Recorded information:
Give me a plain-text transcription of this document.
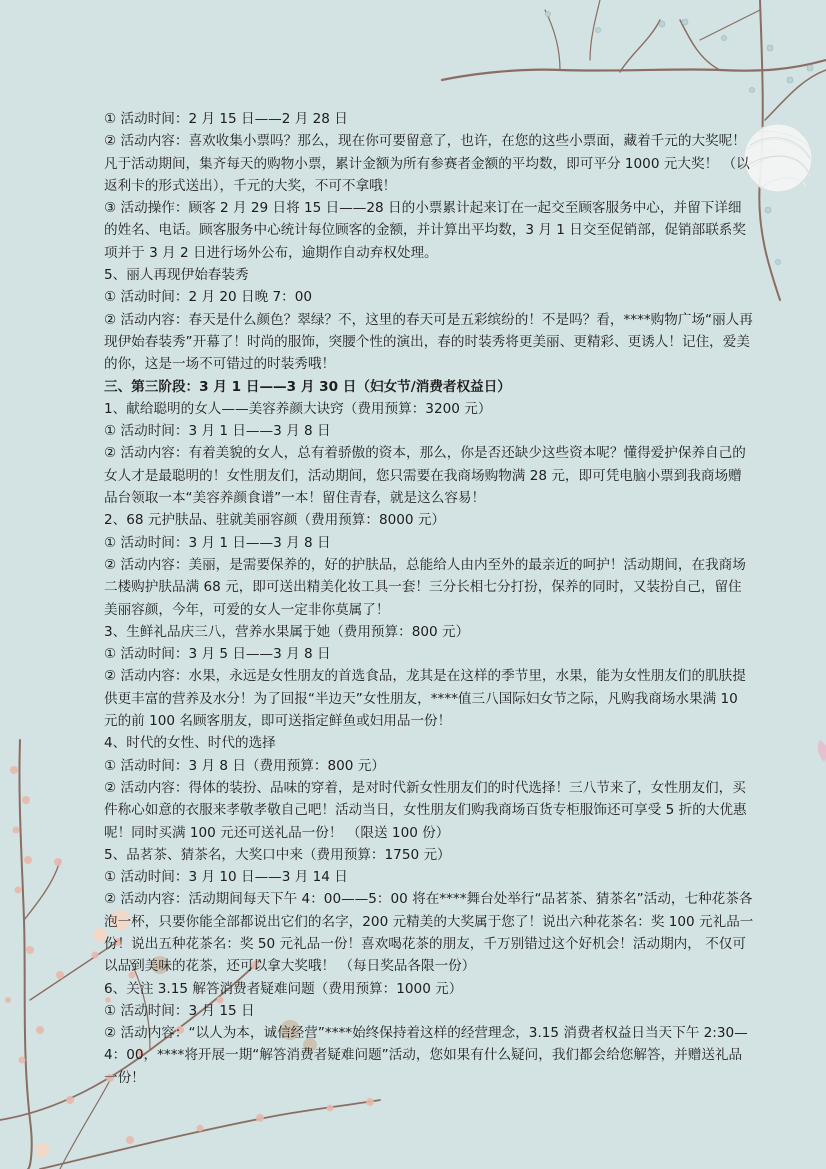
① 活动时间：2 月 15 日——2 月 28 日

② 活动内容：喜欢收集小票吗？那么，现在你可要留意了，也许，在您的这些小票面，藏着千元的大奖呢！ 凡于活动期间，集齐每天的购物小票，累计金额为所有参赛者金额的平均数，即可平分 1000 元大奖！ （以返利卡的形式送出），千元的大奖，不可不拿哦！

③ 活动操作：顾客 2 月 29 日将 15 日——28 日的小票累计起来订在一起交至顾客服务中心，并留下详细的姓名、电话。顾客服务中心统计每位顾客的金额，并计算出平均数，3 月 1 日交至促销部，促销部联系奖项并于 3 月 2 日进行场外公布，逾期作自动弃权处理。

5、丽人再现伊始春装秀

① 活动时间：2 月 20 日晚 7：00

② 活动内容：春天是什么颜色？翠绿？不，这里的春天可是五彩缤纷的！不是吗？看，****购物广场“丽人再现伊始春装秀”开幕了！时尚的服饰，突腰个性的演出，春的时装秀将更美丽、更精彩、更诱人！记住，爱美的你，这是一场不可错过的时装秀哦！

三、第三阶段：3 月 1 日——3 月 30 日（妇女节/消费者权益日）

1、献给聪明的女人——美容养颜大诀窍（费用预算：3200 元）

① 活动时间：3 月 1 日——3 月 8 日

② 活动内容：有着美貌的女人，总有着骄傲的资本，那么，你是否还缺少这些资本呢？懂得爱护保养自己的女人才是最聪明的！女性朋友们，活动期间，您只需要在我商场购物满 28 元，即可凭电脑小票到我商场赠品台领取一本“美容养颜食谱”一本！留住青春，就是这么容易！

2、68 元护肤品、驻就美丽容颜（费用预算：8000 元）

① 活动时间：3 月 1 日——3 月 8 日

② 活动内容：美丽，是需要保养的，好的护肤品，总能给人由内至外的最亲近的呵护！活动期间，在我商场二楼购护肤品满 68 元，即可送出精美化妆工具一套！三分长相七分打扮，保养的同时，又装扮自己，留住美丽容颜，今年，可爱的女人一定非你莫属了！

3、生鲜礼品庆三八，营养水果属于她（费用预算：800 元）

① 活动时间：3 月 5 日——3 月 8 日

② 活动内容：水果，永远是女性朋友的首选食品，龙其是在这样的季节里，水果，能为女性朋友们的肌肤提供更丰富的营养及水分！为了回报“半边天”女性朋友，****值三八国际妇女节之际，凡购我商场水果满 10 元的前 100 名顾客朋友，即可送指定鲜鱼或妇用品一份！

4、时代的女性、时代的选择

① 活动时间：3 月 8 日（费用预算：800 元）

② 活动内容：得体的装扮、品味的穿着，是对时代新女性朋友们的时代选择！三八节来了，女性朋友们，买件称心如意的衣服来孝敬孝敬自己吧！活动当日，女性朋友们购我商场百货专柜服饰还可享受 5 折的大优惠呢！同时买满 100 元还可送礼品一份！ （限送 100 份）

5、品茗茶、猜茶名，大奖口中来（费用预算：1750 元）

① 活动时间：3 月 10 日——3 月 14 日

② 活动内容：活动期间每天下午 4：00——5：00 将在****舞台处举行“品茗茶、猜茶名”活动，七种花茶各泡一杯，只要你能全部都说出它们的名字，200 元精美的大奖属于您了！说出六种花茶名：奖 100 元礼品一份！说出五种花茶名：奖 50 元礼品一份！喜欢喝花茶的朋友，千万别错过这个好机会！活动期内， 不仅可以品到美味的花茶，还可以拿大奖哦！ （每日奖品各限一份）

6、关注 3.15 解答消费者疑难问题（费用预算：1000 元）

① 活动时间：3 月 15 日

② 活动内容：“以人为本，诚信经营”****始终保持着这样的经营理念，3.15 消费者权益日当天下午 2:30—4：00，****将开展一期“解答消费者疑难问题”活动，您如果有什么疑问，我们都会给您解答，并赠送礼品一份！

Direction:
Copy every line that contains the string "活动时间".

Correct response:
① 活动时间：2 月 15 日——2 月 28 日
① 活动时间：2 月 20 日晚 7：00
① 活动时间：3 月 1 日——3 月 8 日
① 活动时间：3 月 1 日——3 月 8 日
① 活动时间：3 月 5 日——3 月 8 日
① 活动时间：3 月 8 日（费用预算：800 元）
① 活动时间：3 月 10 日——3 月 14 日
① 活动时间：3 月 15 日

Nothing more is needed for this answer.